— Begin Given data —

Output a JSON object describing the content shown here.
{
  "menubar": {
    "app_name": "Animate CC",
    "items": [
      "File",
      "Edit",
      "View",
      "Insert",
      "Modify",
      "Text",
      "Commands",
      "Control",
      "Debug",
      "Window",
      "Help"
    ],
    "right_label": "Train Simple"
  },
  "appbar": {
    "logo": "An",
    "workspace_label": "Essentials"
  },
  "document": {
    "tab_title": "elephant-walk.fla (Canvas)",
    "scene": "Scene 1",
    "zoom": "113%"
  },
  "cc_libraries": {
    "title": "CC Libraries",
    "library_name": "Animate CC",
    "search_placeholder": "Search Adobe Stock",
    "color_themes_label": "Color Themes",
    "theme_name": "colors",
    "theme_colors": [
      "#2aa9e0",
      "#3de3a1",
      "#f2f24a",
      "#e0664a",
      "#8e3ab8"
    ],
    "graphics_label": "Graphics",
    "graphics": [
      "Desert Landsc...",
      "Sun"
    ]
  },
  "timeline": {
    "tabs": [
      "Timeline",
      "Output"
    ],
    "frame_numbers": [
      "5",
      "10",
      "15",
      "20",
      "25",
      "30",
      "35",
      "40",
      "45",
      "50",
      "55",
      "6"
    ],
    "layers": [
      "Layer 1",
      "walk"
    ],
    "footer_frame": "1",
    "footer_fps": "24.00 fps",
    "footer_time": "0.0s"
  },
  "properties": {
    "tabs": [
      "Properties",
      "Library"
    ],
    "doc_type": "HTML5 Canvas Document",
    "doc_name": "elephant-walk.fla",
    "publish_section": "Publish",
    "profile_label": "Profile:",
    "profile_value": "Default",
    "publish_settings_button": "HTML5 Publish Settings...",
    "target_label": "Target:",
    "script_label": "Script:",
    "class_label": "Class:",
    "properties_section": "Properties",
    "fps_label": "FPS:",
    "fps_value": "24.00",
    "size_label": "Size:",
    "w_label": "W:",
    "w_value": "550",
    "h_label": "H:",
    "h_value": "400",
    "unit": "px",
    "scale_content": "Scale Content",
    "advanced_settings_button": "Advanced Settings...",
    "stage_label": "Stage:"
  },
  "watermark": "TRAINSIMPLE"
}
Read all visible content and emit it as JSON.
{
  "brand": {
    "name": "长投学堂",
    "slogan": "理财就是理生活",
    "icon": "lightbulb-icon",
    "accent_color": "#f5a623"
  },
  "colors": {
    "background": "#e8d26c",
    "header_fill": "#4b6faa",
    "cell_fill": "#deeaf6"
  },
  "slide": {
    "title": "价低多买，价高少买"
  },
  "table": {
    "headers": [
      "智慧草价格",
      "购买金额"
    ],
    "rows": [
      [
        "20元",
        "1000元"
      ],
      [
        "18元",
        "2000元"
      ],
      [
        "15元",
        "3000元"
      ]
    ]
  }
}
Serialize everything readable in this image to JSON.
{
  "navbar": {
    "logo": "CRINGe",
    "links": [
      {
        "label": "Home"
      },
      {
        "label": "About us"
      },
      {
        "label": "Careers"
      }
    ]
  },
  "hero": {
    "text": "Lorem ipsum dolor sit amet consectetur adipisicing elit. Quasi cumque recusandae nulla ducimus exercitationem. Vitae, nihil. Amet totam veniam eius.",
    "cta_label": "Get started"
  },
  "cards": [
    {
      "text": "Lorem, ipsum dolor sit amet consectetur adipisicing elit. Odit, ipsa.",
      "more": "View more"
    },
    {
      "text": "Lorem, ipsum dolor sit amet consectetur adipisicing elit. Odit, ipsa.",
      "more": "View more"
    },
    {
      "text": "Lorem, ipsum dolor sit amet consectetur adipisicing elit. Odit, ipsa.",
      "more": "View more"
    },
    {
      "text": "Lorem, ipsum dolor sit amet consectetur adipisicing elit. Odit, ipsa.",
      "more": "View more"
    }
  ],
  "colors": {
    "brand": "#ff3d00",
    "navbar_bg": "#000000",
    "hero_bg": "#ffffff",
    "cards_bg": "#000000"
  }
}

— End Given data —

→ **What the exercise asks**
Would you quote, exactly and only, the lines from the one containing "Serialize everything readable" to the end of the entries?

→ **Final result**
Serialize everything readable in this image to JSON.
{
  "navbar": {
    "logo": "CRINGe",
    "links": [
      {
        "label": "Home"
      },
      {
        "label": "About us"
      },
      {
        "label": "Careers"
      }
    ]
  },
  "hero": {
    "text": "Lorem ipsum dolor sit amet consectetur adipisicing elit. Quasi cumque recusandae nulla ducimus exercitationem. Vitae, nihil. Amet totam veniam eius.",
    "cta_label": "Get started"
  },
  "cards": [
    {
      "text": "Lorem, ipsum dolor sit amet consectetur adipisicing elit. Odit, ipsa.",
      "more": "View more"
    },
    {
      "text": "Lorem, ipsum dolor sit amet consectetur adipisicing elit. Odit, ipsa.",
      "more": "View more"
    },
    {
      "text": "Lorem, ipsum dolor sit amet consectetur adipisicing elit. Odit, ipsa.",
      "more": "View more"
    },
    {
      "text": "Lorem, ipsum dolor sit amet consectetur adipisicing elit. Odit, ipsa.",
      "more": "View more"
    }
  ],
  "colors": {
    "brand": "#ff3d00",
    "navbar_bg": "#000000",
    "hero_bg": "#ffffff",
    "cards_bg": "#000000"
  }
}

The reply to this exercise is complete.